### [Your objective]
In the entries below, filter for the word "median" and copy every matching line.

### [Data records]
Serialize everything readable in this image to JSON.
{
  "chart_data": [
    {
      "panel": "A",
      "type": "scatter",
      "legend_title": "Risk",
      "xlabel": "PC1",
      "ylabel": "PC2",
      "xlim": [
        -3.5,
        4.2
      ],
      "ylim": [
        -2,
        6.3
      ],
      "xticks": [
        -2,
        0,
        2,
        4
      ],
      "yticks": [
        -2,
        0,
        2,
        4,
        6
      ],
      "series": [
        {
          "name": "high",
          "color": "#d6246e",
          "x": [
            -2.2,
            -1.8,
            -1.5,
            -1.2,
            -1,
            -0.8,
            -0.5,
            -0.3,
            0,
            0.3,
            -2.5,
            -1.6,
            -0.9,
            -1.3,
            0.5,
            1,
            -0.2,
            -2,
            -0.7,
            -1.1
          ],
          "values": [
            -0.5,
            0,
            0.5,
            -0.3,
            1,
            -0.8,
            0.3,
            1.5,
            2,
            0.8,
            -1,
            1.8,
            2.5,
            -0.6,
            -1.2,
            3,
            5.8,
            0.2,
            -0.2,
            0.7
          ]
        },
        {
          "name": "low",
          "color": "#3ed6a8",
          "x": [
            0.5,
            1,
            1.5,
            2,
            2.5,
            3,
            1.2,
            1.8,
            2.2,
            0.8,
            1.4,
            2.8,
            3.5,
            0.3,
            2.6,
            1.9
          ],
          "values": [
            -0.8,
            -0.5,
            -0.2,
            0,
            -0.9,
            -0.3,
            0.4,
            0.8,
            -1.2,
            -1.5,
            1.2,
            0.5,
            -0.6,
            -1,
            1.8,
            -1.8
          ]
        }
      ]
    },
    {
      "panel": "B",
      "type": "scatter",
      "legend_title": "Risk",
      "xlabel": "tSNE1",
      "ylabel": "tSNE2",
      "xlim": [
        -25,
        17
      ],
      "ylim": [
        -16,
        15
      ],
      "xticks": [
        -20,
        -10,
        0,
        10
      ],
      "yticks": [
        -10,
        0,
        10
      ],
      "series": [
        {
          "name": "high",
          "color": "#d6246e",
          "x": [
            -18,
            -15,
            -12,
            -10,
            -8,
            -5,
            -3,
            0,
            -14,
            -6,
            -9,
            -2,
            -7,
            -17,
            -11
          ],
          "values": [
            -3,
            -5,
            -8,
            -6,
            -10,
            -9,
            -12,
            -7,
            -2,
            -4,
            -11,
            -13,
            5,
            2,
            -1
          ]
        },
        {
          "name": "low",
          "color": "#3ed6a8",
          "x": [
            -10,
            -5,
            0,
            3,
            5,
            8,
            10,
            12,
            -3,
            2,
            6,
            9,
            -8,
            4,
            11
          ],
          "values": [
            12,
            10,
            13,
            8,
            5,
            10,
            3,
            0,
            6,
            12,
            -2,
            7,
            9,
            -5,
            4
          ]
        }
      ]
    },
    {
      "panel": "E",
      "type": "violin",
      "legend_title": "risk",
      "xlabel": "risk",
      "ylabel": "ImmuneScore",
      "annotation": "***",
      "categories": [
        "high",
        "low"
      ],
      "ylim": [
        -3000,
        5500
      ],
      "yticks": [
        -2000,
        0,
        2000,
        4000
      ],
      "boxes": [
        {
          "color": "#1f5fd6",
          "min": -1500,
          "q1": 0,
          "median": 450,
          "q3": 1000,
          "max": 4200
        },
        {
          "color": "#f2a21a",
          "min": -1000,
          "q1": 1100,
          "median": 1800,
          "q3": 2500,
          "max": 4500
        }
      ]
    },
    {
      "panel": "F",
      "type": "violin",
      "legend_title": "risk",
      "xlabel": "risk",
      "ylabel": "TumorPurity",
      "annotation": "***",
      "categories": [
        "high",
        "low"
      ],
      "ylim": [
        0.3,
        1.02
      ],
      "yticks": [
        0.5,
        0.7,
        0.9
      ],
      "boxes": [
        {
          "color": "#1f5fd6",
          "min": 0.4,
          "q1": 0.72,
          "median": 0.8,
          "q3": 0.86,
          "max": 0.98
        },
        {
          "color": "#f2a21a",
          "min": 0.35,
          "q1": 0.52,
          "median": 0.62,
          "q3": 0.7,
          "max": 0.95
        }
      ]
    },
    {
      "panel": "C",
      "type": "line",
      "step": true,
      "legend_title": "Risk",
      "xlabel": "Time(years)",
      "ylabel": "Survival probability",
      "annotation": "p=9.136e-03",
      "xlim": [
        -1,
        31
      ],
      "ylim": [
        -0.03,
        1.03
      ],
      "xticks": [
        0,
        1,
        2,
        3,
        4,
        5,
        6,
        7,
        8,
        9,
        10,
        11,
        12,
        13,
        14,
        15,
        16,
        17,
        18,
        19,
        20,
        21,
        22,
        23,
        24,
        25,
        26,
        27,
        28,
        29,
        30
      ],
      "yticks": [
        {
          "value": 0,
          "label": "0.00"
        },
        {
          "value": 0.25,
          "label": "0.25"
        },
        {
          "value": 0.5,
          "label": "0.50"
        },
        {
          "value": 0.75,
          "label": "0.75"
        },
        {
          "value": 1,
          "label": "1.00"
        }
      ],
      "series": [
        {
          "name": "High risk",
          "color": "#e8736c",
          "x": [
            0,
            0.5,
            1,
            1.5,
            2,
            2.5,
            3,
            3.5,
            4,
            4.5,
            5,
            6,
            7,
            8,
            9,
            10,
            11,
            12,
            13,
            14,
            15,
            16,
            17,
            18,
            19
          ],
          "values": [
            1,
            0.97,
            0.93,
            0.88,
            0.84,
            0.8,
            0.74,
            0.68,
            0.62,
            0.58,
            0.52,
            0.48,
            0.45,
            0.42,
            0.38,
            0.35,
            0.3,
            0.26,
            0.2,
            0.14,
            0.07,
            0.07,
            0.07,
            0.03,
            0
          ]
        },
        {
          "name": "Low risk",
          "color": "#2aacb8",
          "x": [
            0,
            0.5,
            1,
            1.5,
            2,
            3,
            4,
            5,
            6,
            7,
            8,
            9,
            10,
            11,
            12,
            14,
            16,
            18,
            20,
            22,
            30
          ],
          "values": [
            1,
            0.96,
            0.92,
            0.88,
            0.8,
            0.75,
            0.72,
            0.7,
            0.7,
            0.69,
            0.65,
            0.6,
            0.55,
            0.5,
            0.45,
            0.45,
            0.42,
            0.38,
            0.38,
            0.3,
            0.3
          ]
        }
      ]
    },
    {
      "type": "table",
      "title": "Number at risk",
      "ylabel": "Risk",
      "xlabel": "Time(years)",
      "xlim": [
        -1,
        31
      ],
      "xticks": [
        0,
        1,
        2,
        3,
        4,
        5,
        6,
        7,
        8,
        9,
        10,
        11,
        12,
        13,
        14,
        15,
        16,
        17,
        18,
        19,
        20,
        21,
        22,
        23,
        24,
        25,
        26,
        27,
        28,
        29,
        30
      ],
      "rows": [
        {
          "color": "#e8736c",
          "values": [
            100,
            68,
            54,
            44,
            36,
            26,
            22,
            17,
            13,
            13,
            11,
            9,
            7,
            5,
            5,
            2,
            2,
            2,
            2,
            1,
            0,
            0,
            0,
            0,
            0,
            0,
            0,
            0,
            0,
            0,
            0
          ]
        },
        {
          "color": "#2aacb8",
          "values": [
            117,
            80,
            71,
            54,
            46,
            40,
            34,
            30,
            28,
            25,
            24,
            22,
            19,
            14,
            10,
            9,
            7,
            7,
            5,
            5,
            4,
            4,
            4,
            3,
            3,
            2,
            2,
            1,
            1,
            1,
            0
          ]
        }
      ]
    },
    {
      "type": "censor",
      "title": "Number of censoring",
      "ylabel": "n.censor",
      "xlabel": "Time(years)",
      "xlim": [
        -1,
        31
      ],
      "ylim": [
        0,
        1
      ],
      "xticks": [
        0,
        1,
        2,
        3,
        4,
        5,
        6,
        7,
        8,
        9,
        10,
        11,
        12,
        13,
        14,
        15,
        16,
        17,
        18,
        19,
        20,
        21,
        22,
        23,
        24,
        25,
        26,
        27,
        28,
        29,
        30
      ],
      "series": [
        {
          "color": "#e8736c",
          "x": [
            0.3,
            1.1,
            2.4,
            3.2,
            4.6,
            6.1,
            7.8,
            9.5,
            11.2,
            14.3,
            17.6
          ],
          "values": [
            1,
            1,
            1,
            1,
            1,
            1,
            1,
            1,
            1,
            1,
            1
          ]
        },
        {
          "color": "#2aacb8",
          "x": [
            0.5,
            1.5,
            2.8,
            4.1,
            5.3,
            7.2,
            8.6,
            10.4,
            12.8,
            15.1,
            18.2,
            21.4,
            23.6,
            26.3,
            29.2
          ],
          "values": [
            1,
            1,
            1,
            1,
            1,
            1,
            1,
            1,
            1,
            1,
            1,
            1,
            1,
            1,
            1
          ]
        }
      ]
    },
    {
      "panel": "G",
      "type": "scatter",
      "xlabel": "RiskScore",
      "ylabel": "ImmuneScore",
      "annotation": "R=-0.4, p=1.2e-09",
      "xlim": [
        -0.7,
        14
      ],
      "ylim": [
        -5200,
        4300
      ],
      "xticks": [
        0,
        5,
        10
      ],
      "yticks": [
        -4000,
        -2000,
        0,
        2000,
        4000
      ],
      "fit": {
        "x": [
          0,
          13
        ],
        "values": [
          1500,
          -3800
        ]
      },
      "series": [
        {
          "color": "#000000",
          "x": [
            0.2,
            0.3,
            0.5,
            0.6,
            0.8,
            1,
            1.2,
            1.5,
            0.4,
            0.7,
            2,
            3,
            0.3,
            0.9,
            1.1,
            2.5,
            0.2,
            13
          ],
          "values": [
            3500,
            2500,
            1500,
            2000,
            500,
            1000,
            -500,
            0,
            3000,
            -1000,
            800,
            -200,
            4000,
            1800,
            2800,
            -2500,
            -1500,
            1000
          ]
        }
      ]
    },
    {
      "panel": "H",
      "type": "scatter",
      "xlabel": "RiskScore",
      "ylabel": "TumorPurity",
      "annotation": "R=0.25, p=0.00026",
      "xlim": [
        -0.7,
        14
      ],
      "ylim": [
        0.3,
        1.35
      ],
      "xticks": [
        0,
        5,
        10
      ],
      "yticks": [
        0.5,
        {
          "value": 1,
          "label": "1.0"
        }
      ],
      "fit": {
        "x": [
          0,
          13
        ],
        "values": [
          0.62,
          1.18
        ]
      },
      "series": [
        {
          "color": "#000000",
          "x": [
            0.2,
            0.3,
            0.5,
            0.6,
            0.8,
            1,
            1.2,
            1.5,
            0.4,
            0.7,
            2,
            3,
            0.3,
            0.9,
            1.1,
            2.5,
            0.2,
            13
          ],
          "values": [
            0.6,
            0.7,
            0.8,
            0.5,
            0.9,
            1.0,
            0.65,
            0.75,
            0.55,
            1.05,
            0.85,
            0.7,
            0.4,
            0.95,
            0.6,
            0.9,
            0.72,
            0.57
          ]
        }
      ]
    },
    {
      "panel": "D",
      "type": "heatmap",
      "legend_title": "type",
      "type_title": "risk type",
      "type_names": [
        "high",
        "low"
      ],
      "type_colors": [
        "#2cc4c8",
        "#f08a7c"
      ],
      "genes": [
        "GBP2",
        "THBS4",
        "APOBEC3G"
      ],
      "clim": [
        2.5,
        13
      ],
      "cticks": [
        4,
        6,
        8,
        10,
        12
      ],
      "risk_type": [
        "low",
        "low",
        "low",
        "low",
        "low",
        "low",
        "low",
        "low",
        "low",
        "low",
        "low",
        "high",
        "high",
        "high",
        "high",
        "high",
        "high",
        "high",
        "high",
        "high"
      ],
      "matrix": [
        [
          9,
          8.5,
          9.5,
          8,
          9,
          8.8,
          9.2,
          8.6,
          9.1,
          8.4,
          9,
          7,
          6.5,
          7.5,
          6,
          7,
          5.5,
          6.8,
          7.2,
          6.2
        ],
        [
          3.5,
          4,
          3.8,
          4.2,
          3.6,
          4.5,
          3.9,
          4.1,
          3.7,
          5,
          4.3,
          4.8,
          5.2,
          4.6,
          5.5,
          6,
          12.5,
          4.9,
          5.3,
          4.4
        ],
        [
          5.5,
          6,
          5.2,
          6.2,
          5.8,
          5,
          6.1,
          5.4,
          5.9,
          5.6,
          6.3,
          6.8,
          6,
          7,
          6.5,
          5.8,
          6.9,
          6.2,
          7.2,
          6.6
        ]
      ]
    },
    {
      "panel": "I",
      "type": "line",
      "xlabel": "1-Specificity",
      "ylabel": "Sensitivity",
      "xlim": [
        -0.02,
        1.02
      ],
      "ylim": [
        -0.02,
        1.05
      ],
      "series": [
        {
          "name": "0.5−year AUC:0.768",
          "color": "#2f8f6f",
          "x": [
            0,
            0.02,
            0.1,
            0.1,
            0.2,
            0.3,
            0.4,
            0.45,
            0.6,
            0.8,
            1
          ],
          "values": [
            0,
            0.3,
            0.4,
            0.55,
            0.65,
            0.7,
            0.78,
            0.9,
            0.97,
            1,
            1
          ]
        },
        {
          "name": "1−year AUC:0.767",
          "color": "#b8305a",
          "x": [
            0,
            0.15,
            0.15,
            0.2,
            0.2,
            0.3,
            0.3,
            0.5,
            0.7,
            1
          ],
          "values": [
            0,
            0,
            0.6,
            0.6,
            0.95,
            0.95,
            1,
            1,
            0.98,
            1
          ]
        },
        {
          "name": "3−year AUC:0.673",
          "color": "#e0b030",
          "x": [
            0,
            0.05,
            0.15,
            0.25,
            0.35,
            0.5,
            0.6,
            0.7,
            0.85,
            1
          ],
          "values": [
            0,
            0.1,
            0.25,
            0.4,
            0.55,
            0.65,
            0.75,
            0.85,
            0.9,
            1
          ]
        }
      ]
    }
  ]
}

### [Problem solution]
          "median": 450,
          "median": 1800,
          "median": 0.8,
          "median": 0.62,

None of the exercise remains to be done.